[start EXTRACTED TEXT]
Yes, Kano was elevated to 12th, there have been several tenth dans over the years.


----------



## jazkiljok (Dec 5, 2002)

> _Originally posted by Hollywood1340 _
> 
> *Yes, Kano was elevated to 12th, there have been several tenth dans over the years. *



thank you-- i didn't know about that - - having researched it now  i see that after he died his organization came up with this unique one-time only honorary  rank of 12th for him--  it certainly wasn't Kano's idea- in fact he held no rank according to all the bio's i've read- something about the founder having no need for it. 

the judo system itself was designed for 10th as the highest rung- and i believe as of yet, no one has elevated themselves beyond that... could be wrong.

peace.:asian:


----------



## WhiteTiger (Dec 5, 2002)

Not to rehash old arguments, there are obvious differences of opinion about the "Dark Days" of Kenpo Politics.  If you read my original post you will see the qualification, "In schools where the Shodan rank is awarded" as a quailifier.  As for Mr. Tracy's "opinion", well, he was there at the time it all went down, and so far I have met noone else who was there at the time that will publicly dispute Mr. Tracy's "opinion".


----------



## Seig (Dec 5, 2002)

> _Originally posted by WhiteTiger _
> 
> *that will publicly dispute Mr. Tracy's "opinion". *


There are probably good reasons for that.  Some dogs are better left sleeping.


----------



## WhiteTiger (Dec 5, 2002)

> _Originally posted by Seig _
> 
> *There are probably good reasons for that.  Some dogs are better left sleeping. *



What is that supposed to mean?


----------



## WhiteTiger (Dec 5, 2002)

> _Originally posted by jazkiljok _
> 
> *He established his own organization and handed out rank using american terms as in "degrees"-- this was in keeping with his americanization of Kenpo.
> *



True enough, unfortunately he handed it out like candy on halloween.


----------



## RCastillo (Dec 5, 2002)

> _Originally posted by Seig _
> 
> *There are probably good reasons for that.  Some dogs are better left sleeping. *



Thanks, I enjoy a good nap, here, and there!


----------



## Blindside (Dec 5, 2002)

> True enough, unfortunately he handed it out like candy on halloween.



OK, I just resisted my urge to make a snappy comeback to this comment.  I would recommend that others try to resist as well.  This thread is about to blow-up into a Tracy vs. Parker thread and we really don't want this again, do we?

Lamont


----------



## Seig (Dec 5, 2002)

> _Originally posted by WhiteTiger _
> 
> *What is that supposed to mean? *


Sir, 
It meant exactly what was said.  This has the potential to become an extremely volatile thread.  I am not one to down play Master tracy's importance nor his accomplishments.  For all of the disagreements between the Parker and Tracy camps, the fact reamins wether either side wants to admit it or not, that Al and Ji Tracy were first generation Parker black belts and learned from SGM Parker.  Both sides have, for various reasons, worked very hard to make sure there is a very diffinative distinction between the two.  From my discussions with the "Seniors", I have come to understand that they do not wish to defame each other publicly.  Too much of that has already occurred.  When they disagree, they do it in private, among seniors.
:asian:


----------



## WhiteTiger (Dec 5, 2002)

Agreed, at least on the point that this is becoming incendiary and that was not my intension.  We can agree to disagree.


----------
[end EXTRACTED TEXT]
**WHAT NEEDS TO BE DONE:** Please list each distinct username that appears with a date at the head of a post in the forum thread. The records are not used for any of this.
[start ENTRIES PROVIDED]
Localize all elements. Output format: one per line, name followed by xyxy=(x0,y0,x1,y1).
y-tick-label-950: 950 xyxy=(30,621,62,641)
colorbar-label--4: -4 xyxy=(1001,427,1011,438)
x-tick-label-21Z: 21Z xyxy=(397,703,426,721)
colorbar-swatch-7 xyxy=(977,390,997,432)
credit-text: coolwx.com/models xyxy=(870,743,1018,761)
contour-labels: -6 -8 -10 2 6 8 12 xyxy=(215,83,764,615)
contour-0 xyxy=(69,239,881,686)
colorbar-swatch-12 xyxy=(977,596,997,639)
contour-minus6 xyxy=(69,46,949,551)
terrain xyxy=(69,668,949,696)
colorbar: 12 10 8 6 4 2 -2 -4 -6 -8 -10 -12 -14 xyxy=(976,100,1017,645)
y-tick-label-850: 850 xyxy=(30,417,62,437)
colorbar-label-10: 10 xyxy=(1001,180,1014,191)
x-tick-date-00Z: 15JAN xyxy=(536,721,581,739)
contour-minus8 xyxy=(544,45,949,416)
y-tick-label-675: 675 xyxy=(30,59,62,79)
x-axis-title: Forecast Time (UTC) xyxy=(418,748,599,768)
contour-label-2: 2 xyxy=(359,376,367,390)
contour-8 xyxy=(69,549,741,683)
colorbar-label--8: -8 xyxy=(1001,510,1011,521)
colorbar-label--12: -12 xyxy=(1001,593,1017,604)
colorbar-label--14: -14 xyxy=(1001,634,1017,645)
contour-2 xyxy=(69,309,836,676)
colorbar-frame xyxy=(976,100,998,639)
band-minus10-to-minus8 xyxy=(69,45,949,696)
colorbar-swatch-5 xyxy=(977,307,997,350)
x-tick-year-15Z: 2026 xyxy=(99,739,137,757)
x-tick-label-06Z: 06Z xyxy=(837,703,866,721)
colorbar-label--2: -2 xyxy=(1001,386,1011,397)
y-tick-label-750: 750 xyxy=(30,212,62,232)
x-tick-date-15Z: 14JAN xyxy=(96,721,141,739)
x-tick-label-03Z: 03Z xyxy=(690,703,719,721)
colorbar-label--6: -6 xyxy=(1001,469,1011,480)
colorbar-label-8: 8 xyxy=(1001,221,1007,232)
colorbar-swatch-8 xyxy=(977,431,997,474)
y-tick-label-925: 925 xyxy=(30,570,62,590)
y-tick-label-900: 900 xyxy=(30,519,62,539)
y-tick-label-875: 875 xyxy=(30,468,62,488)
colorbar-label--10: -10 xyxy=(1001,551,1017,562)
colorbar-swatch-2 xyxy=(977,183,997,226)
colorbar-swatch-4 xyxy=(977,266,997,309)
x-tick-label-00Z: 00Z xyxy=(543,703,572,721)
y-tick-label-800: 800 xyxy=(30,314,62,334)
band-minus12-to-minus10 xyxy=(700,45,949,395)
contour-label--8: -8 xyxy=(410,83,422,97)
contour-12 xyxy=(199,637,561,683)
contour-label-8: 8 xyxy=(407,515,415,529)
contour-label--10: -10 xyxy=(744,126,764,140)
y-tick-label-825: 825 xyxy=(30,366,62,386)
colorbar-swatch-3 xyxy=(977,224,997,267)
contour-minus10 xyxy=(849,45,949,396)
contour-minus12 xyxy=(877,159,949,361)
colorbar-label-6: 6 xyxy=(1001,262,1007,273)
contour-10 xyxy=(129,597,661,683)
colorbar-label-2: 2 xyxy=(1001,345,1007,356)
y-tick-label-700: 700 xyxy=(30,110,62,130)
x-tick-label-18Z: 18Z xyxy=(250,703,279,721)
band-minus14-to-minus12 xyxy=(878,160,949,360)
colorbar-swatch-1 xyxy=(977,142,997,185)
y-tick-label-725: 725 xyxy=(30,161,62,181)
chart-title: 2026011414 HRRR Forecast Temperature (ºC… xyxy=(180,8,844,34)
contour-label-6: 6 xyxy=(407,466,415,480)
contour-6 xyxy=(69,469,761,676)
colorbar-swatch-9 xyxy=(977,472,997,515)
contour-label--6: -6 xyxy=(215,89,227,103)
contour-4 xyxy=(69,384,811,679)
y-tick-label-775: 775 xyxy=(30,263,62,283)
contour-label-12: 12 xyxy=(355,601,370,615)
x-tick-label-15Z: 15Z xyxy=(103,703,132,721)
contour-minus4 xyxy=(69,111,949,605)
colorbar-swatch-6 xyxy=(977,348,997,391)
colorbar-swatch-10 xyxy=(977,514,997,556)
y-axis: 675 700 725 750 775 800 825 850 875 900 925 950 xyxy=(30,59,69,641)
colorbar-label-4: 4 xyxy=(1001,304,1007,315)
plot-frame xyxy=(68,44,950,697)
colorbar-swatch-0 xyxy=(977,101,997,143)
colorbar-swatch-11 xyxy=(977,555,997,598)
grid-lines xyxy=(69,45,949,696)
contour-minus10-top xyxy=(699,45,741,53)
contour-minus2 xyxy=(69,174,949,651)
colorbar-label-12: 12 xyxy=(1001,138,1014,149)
[end ENTRIES PROVIDED]
**CORRECT OUTPUT:** jazkiljok, WhiteTiger, Seig, RCastillo, Blindside